What is asked: With the pictures omitted, write out the entries that follow exactly as they stand.

━━ Dataset content

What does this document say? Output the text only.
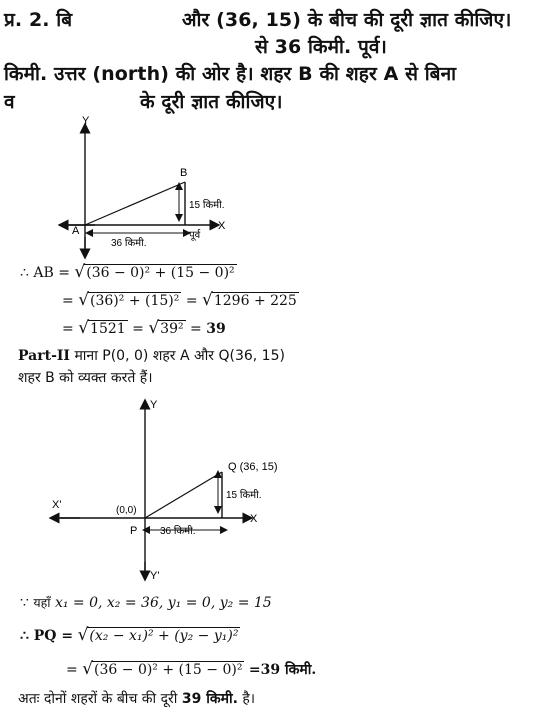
प्र. 2. बि	और (36, 15) के बीच की दूरी ज्ञात कीजिए।
से 36 किमी. पूर्व।
किमी. उत्तर (north) की ओर है। शहर B की शहर A से बिना
व	के दूरी ज्ञात कीजिए।
Y
X
A
B
15 किमी.
36 किमी.
पूर्व
∴ AB = √(36 − 0)² + (15 − 0)²
= √(36)² + (15)² = √1296 + 225
= √1521 = √39² = 39
Part-II माना P(0, 0) शहर A और Q(36, 15)
शहर B को व्यक्त करते हैं।
Y
Y'
X
X'	(0,0)
P
Q (36, 15)
15 किमी.
36 किमी.
∵ यहाँ x₁ = 0, x₂ = 36, y₁ = 0, y₂ = 15
∴ PQ = √(x₂ − x₁)² + (y₂ − y₁)²
= √(36 − 0)² + (15 − 0)² =39 किमी.
अतः दोनों शहरों के बीच की दूरी 39 किमी. है।
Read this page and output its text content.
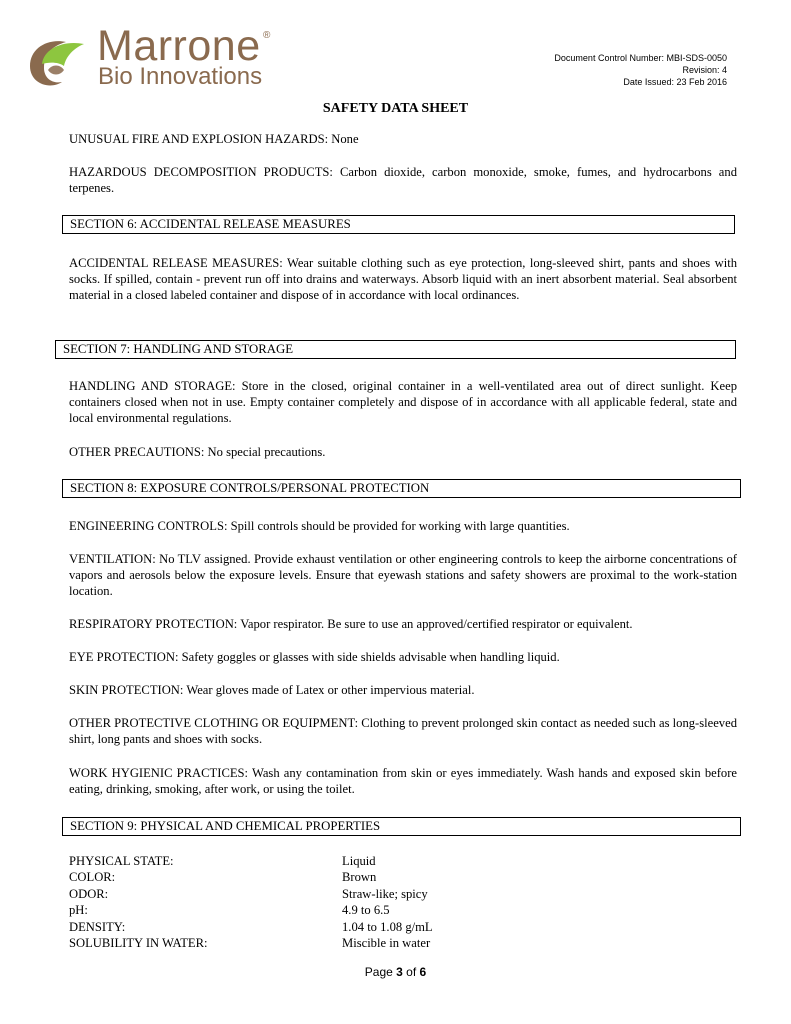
Marrone ®
Bio Innovations
Document Control Number: MBI-SDS-0050
Revision: 4
Date Issued: 23 Feb 2016
SAFETY DATA SHEET
UNUSUAL FIRE AND EXPLOSION HAZARDS: None
HAZARDOUS DECOMPOSITION PRODUCTS: Carbon dioxide, carbon monoxide, smoke, fumes, and hydrocarbons and terpenes.
SECTION 6: ACCIDENTAL RELEASE MEASURES
ACCIDENTAL RELEASE MEASURES: Wear suitable clothing such as eye protection, long-sleeved shirt, pants and shoes with socks. If spilled, contain - prevent run off into drains and waterways. Absorb liquid with an inert absorbent material. Seal absorbent material in a closed labeled container and dispose of in accordance with local ordinances.
SECTION 7: HANDLING AND STORAGE
HANDLING AND STORAGE: Store in the closed, original container in a well-ventilated area out of direct sunlight. Keep containers closed when not in use. Empty container completely and dispose of in accordance with all applicable federal, state and local environmental regulations.
OTHER PRECAUTIONS: No special precautions.
SECTION 8: EXPOSURE CONTROLS/PERSONAL PROTECTION
ENGINEERING CONTROLS: Spill controls should be provided for working with large quantities.
VENTILATION: No TLV assigned. Provide exhaust ventilation or other engineering controls to keep the airborne concentrations of vapors and aerosols below the exposure levels. Ensure that eyewash stations and safety showers are proximal to the work-station location.
RESPIRATORY PROTECTION: Vapor respirator. Be sure to use an approved/certified respirator or equivalent.
EYE PROTECTION: Safety goggles or glasses with side shields advisable when handling liquid.
SKIN PROTECTION: Wear gloves made of Latex or other impervious material.
OTHER PROTECTIVE CLOTHING OR EQUIPMENT: Clothing to prevent prolonged skin contact as needed such as long-sleeved shirt, long pants and shoes with socks.
WORK HYGIENIC PRACTICES: Wash any contamination from skin or eyes immediately. Wash hands and exposed skin before eating, drinking, smoking, after work, or using the toilet.
SECTION 9: PHYSICAL AND CHEMICAL PROPERTIES
PHYSICAL STATE:	Liquid
COLOR:	Brown
ODOR:	Straw-like; spicy
pH:	4.9 to 6.5
DENSITY:	1.04 to 1.08 g/mL
SOLUBILITY IN WATER:	Miscible in water
Page 3 of 6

━━━━

Solution to the problem:
What does this document say? Output the text only.
प्र. 2. बि	और (36, 15) के बीच की दूरी ज्ञात कीजिए।
से 36 किमी. पूर्व।
किमी. उत्तर (north) की ओर है। शहर B की शहर A से बिना
व	के दूरी ज्ञात कीजिए।
Y
X
A
B
15 किमी.
36 किमी.
पूर्व
∴ AB = √(36 − 0)² + (15 − 0)²
= √(36)² + (15)² = √1296 + 225
= √1521 = √39² = 39
Part-II माना P(0, 0) शहर A और Q(36, 15)
शहर B को व्यक्त करते हैं।
Y
Y'
X
X'	(0,0)
P
Q (36, 15)
15 किमी.
36 किमी.
∵ यहाँ x₁ = 0, x₂ = 36, y₁ = 0, y₂ = 15
∴ PQ = √(x₂ − x₁)² + (y₂ − y₁)²
= √(36 − 0)² + (15 − 0)² =39 किमी.
अतः दोनों शहरों के बीच की दूरी 39 किमी. है।
Read this page and output its text content.
Marrone ®
Bio Innovations
Document Control Number: MBI-SDS-0050
Revision: 4
Date Issued: 23 Feb 2016
SAFETY DATA SHEET
UNUSUAL FIRE AND EXPLOSION HAZARDS: None
HAZARDOUS DECOMPOSITION PRODUCTS: Carbon dioxide, carbon monoxide, smoke, fumes, and hydrocarbons and terpenes.
SECTION 6: ACCIDENTAL RELEASE MEASURES
ACCIDENTAL RELEASE MEASURES: Wear suitable clothing such as eye protection, long-sleeved shirt, pants and shoes with socks. If spilled, contain - prevent run off into drains and waterways. Absorb liquid with an inert absorbent material. Seal absorbent material in a closed labeled container and dispose of in accordance with local ordinances.
SECTION 7: HANDLING AND STORAGE
HANDLING AND STORAGE: Store in the closed, original container in a well-ventilated area out of direct sunlight. Keep containers closed when not in use. Empty container completely and dispose of in accordance with all applicable federal, state and local environmental regulations.
OTHER PRECAUTIONS: No special precautions.
SECTION 8: EXPOSURE CONTROLS/PERSONAL PROTECTION
ENGINEERING CONTROLS: Spill controls should be provided for working with large quantities.
VENTILATION: No TLV assigned. Provide exhaust ventilation or other engineering controls to keep the airborne concentrations of vapors and aerosols below the exposure levels. Ensure that eyewash stations and safety showers are proximal to the work-station location.
RESPIRATORY PROTECTION: Vapor respirator. Be sure to use an approved/certified respirator or equivalent.
EYE PROTECTION: Safety goggles or glasses with side shields advisable when handling liquid.
SKIN PROTECTION: Wear gloves made of Latex or other impervious material.
OTHER PROTECTIVE CLOTHING OR EQUIPMENT: Clothing to prevent prolonged skin contact as needed such as long-sleeved shirt, long pants and shoes with socks.
WORK HYGIENIC PRACTICES: Wash any contamination from skin or eyes immediately. Wash hands and exposed skin before eating, drinking, smoking, after work, or using the toilet.
SECTION 9: PHYSICAL AND CHEMICAL PROPERTIES
PHYSICAL STATE:	Liquid
COLOR:	Brown
ODOR:	Straw-like; spicy
pH:	4.9 to 6.5
DENSITY:	1.04 to 1.08 g/mL
SOLUBILITY IN WATER:	Miscible in water
Page 3 of 6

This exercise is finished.